Given records
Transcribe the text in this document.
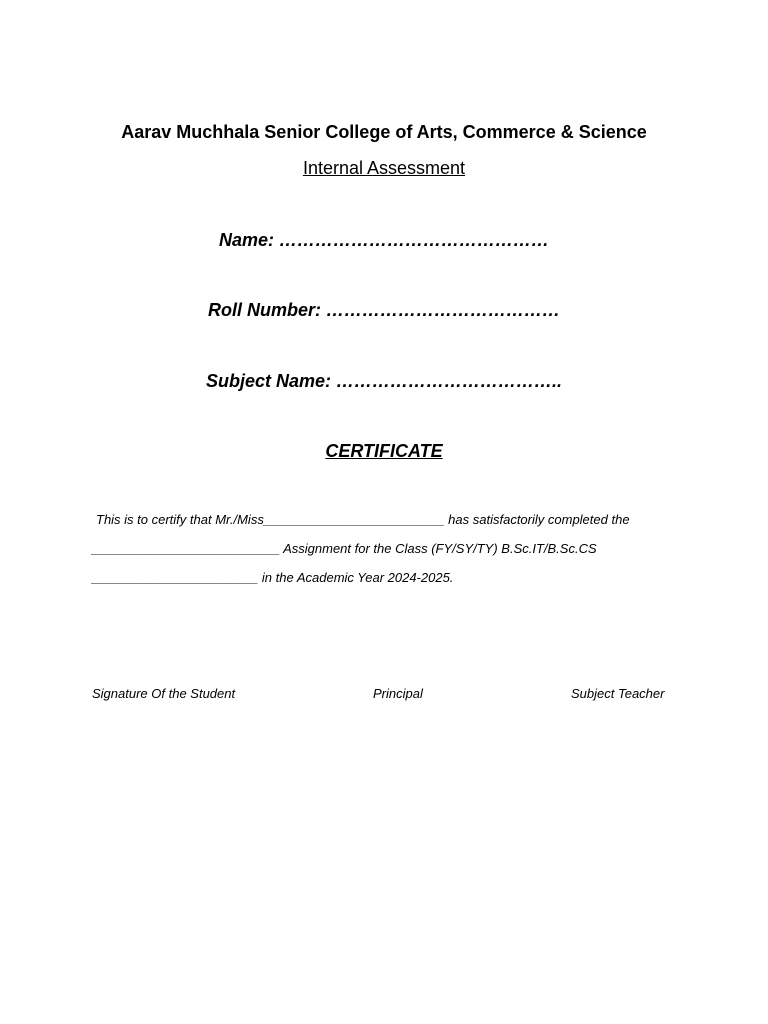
Aarav Muchhala Senior College of Arts, Commerce & Science
Internal Assessment
Name: ………………………………………
Roll Number: …………………………………
Subject Name: ………………………………..
CERTIFICATE
This is to certify that Mr./Miss_________________________ has satisfactorily completed the
__________________________ Assignment for the Class (FY/SY/TY) B.Sc.IT/B.Sc.CS
_______________________ in the Academic Year 2024-2025.
Signature Of the Student	Principal	Subject Teacher
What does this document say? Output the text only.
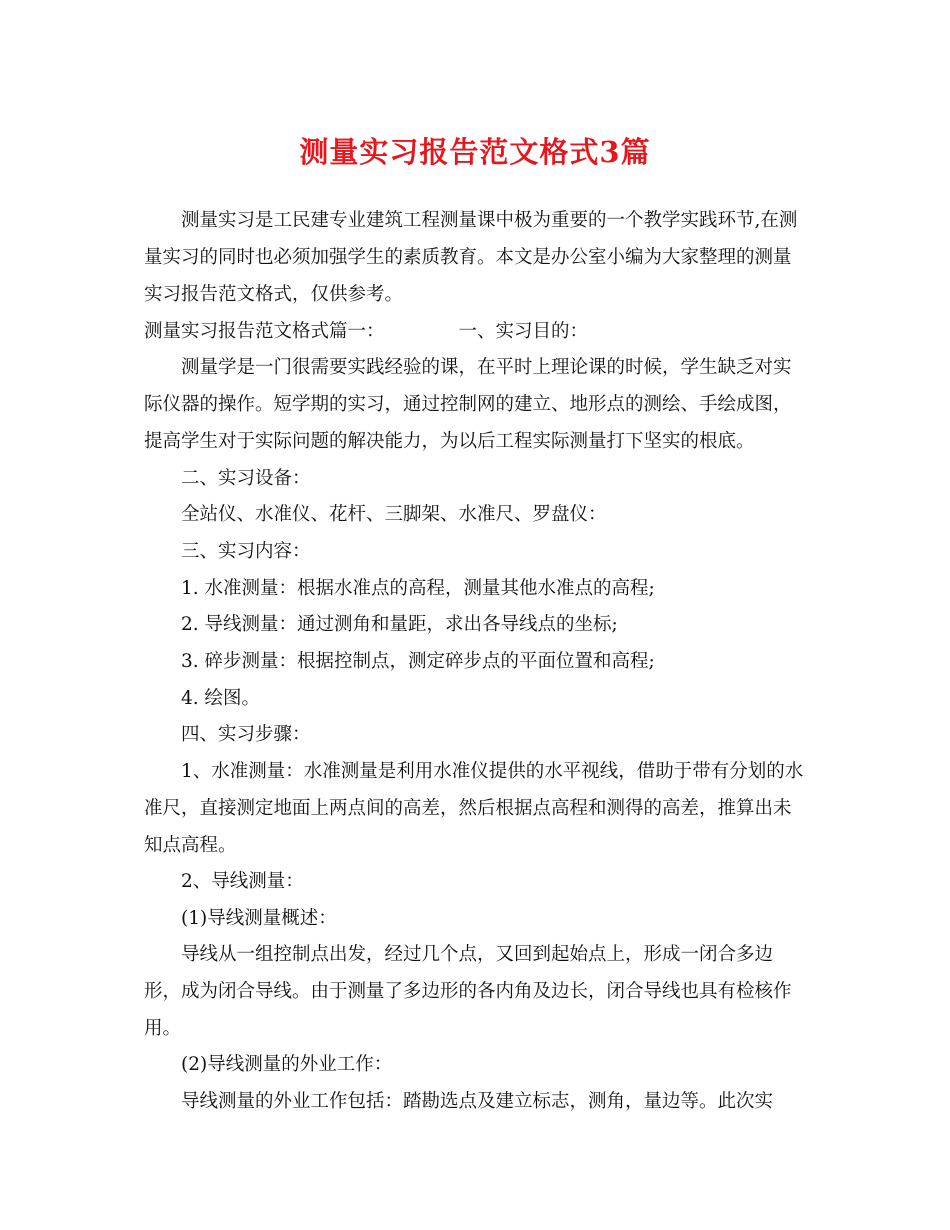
测量实习报告范文格式3篇

测量实习是工民建专业建筑工程测量课中极为重要的一个教学实践环节,在测

量实习的同时也必须加强学生的素质教育。本文是办公室小编为大家整理的测量

实习报告范文格式，仅供参考。

测量实习报告范文格式篇一：	一、实习目的：

测量学是一门很需要实践经验的课，在平时上理论课的时候，学生缺乏对实

际仪器的操作。短学期的实习，通过控制网的建立、地形点的测绘、手绘成图，

提高学生对于实际问题的解决能力，为以后工程实际测量打下坚实的根底。

二、实习设备：

全站仪、水准仪、花杆、三脚架、水准尺、罗盘仪：

三、实习内容：

1. 水准测量：根据水准点的高程，测量其他水准点的高程;

2. 导线测量：通过测角和量距，求出各导线点的坐标;

3. 碎步测量：根据控制点，测定碎步点的平面位置和高程;

4. 绘图。

四、实习步骤：

1、水准测量：水准测量是利用水准仪提供的水平视线，借助于带有分划的水

准尺，直接测定地面上两点间的高差，然后根据点高程和测得的高差，推算出未

知点高程。

2、导线测量：

(1)导线测量概述：

导线从一组控制点出发，经过几个点，又回到起始点上，形成一闭合多边

形，成为闭合导线。由于测量了多边形的各内角及边长，闭合导线也具有检核作

用。

(2)导线测量的外业工作：

导线测量的外业工作包括：踏勘选点及建立标志，测角，量边等。此次实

Given task
Using the listing above, state the number of lines that hold "document", with no other text.

Answer to the problem
2